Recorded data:
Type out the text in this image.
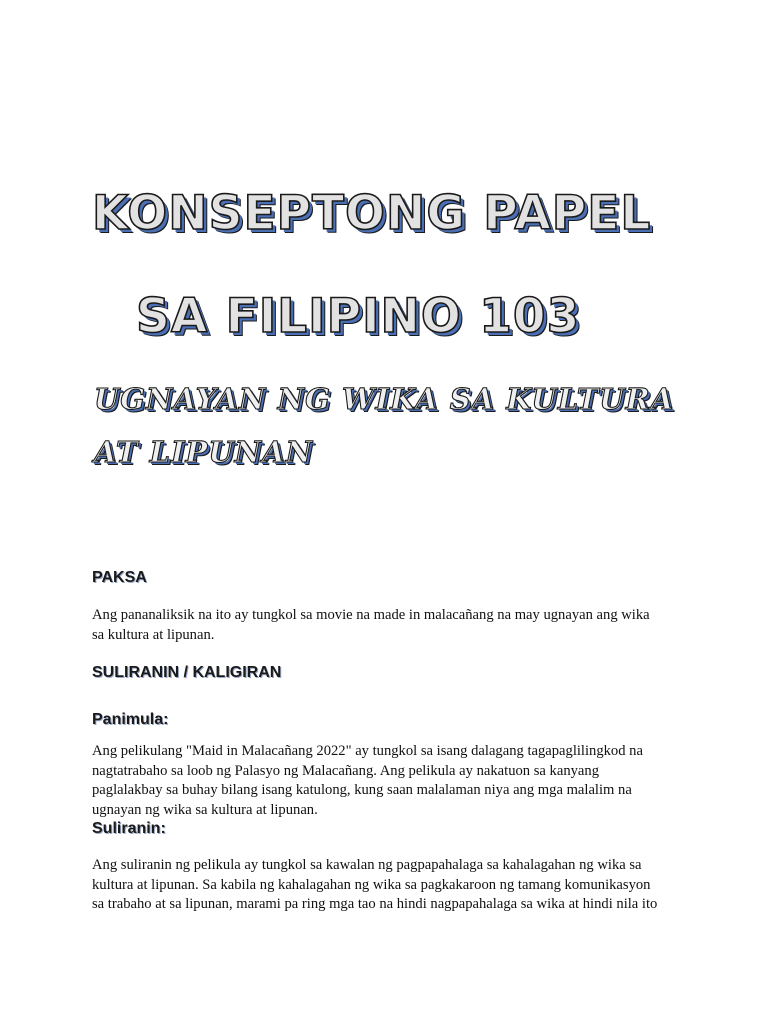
KONSEPTONG PAPEL
SA FILIPINO 103
UGNAYAN NG WIKA SA KULTURA
AT LIPUNAN
PAKSA

Ang pananaliksik na ito ay tungkol sa movie na made in malacañang na may ugnayan ang wika
sa kultura at lipunan.

SULIRANIN / KALIGIRAN
Panimula:

Ang pelikulang "Maid in Malacañang 2022" ay tungkol sa isang dalagang tagapaglilingkod na
nagtatrabaho sa loob ng Palasyo ng Malacañang. Ang pelikula ay nakatuon sa kanyang
paglalakbay sa buhay bilang isang katulong, kung saan malalaman niya ang mga malalim na
ugnayan ng wika sa kultura at lipunan.

Suliranin:

Ang suliranin ng pelikula ay tungkol sa kawalan ng pagpapahalaga sa kahalagahan ng wika sa
kultura at lipunan. Sa kabila ng kahalagahan ng wika sa pagkakaroon ng tamang komunikasyon
sa trabaho at sa lipunan, marami pa ring mga tao na hindi nagpapahalaga sa wika at hindi nila ito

→ Work to be completed: Your copy should repeat each entry above exactly but contain no pictures.

→ Solution to this problem:
Type out the text in this image.
KONSEPTONG PAPEL
SA FILIPINO 103
UGNAYAN NG WIKA SA KULTURA
AT LIPUNAN
PAKSA

Ang pananaliksik na ito ay tungkol sa movie na made in malacañang na may ugnayan ang wika
sa kultura at lipunan.

SULIRANIN / KALIGIRAN
Panimula:

Ang pelikulang "Maid in Malacañang 2022" ay tungkol sa isang dalagang tagapaglilingkod na
nagtatrabaho sa loob ng Palasyo ng Malacañang. Ang pelikula ay nakatuon sa kanyang
paglalakbay sa buhay bilang isang katulong, kung saan malalaman niya ang mga malalim na
ugnayan ng wika sa kultura at lipunan.

Suliranin:

Ang suliranin ng pelikula ay tungkol sa kawalan ng pagpapahalaga sa kahalagahan ng wika sa
kultura at lipunan. Sa kabila ng kahalagahan ng wika sa pagkakaroon ng tamang komunikasyon
sa trabaho at sa lipunan, marami pa ring mga tao na hindi nagpapahalaga sa wika at hindi nila ito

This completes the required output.